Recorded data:
Begin
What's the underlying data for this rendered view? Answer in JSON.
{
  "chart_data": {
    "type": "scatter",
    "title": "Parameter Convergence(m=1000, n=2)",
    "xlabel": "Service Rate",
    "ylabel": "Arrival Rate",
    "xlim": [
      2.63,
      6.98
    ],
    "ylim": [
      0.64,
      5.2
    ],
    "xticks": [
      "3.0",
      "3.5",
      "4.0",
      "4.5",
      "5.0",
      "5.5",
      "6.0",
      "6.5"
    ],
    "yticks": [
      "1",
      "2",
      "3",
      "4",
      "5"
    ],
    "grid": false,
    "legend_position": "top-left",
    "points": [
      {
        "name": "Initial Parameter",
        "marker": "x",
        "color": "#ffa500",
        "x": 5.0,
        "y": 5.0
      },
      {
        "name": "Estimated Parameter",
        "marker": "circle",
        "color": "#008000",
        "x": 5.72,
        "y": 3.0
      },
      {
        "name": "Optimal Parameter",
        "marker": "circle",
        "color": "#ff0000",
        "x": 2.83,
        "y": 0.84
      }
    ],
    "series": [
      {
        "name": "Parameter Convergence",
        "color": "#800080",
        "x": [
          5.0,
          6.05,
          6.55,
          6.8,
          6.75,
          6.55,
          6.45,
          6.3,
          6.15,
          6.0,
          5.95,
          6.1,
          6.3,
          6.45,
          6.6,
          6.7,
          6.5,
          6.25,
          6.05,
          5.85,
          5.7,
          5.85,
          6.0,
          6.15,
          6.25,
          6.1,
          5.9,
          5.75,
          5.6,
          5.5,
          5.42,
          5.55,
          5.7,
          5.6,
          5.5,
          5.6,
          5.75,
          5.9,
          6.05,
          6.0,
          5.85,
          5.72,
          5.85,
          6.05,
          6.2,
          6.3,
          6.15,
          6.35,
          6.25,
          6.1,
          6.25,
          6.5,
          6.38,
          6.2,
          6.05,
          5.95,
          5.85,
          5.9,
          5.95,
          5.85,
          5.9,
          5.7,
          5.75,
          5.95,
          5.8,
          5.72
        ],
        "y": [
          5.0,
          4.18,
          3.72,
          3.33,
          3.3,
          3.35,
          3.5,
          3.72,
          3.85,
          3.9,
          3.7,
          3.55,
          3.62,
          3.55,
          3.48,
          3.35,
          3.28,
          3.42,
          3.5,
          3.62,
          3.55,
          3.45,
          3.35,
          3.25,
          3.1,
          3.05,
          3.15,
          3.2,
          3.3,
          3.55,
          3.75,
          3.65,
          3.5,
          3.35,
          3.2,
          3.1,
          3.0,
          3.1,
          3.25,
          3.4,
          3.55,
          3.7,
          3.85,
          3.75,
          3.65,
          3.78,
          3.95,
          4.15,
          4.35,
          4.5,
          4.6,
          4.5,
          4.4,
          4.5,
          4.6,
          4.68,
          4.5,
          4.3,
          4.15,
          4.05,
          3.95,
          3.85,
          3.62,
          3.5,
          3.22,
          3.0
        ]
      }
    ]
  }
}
End
**Goal:** Find the string "Rate" in the entries above and return each line that holds it.

**Full response:**
    "xlabel": "Service Rate",
    "ylabel": "Arrival Rate",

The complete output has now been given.